-- Problem statement --
Reproduce the items below verbatim, from their first line through the line that contains "smile-icon: [402, 478, 414, 490]", including that line.

##########

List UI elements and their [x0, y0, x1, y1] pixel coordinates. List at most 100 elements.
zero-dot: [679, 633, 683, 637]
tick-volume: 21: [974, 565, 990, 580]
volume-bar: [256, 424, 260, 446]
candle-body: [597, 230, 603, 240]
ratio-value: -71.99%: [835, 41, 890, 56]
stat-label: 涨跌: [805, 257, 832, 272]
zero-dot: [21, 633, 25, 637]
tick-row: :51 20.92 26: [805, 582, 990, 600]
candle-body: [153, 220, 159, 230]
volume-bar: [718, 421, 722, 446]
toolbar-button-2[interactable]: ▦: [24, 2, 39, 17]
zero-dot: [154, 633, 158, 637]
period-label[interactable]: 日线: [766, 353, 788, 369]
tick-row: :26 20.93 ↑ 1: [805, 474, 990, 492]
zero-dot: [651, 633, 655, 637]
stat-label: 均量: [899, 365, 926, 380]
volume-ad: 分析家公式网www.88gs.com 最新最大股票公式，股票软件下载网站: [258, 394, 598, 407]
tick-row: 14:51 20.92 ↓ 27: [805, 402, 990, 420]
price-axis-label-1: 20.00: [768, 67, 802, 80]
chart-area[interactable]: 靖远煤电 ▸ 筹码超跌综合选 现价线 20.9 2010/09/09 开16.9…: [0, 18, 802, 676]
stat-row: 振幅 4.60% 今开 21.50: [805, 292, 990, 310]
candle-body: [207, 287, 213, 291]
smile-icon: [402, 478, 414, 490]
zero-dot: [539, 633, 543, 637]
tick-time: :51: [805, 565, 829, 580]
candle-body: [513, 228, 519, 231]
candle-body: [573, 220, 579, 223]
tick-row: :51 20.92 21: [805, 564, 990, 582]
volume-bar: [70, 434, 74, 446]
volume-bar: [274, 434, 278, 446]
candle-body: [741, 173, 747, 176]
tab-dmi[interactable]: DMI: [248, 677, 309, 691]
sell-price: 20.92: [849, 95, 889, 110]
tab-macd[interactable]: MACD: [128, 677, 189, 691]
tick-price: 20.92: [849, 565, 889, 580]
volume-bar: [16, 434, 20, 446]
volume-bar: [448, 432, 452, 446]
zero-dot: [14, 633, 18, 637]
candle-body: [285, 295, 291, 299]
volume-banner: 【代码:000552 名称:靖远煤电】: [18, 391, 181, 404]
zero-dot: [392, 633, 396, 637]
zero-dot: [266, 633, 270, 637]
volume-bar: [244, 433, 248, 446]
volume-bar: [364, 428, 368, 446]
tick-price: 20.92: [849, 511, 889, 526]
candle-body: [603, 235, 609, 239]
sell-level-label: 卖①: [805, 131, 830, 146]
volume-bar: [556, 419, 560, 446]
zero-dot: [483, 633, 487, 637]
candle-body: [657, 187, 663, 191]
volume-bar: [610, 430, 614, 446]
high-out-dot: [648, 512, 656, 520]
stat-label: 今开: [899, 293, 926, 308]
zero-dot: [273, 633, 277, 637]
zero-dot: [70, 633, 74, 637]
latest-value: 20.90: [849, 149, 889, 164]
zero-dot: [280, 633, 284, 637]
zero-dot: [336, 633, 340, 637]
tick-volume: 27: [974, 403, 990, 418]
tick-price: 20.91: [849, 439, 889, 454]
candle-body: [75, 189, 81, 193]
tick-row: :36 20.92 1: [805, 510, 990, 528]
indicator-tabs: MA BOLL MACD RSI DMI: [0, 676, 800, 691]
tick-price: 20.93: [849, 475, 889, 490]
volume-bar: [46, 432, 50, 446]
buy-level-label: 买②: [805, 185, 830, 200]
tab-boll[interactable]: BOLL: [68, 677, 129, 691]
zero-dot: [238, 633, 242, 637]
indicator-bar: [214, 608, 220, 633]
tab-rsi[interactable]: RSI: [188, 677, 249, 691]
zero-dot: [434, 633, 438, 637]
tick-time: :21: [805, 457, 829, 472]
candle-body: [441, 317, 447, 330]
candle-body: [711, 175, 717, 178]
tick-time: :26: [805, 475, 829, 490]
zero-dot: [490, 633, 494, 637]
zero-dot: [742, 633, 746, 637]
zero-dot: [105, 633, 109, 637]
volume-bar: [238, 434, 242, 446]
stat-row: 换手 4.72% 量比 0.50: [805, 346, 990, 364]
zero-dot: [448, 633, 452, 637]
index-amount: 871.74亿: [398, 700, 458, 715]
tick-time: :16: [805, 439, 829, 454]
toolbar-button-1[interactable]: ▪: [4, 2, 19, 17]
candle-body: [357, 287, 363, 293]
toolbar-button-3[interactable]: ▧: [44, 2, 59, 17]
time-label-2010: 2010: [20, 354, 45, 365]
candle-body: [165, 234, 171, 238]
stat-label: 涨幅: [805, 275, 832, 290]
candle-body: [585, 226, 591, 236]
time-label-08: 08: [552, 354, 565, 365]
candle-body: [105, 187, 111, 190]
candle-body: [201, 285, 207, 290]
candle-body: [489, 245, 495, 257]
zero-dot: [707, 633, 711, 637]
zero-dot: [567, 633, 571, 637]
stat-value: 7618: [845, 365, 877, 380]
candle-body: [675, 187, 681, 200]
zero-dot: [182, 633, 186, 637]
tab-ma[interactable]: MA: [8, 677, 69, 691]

##########

-- Exercise solution --
List UI elements and their [x0, y0, x1, y1] pixel coordinates. List at most 100 elements.
zero-dot: [679, 633, 683, 637]
tick-volume: 21: [974, 565, 990, 580]
volume-bar: [256, 424, 260, 446]
candle-body: [597, 230, 603, 240]
ratio-value: -71.99%: [835, 41, 890, 56]
stat-label: 涨跌: [805, 257, 832, 272]
zero-dot: [21, 633, 25, 637]
tick-row: :51 20.92 26: [805, 582, 990, 600]
candle-body: [153, 220, 159, 230]
volume-bar: [718, 421, 722, 446]
toolbar-button-2[interactable]: ▦: [24, 2, 39, 17]
zero-dot: [154, 633, 158, 637]
period-label[interactable]: 日线: [766, 353, 788, 369]
tick-row: :26 20.93 ↑ 1: [805, 474, 990, 492]
zero-dot: [651, 633, 655, 637]
stat-label: 均量: [899, 365, 926, 380]
volume-ad: 分析家公式网www.88gs.com 最新最大股票公式，股票软件下载网站: [258, 394, 598, 407]
tick-row: 14:51 20.92 ↓ 27: [805, 402, 990, 420]
price-axis-label-1: 20.00: [768, 67, 802, 80]
chart-area[interactable]: 靖远煤电 ▸ 筹码超跌综合选 现价线 20.9 2010/09/09 开16.9…: [0, 18, 802, 676]
stat-row: 振幅 4.60% 今开 21.50: [805, 292, 990, 310]
candle-body: [207, 287, 213, 291]
smile-icon: [402, 478, 414, 490]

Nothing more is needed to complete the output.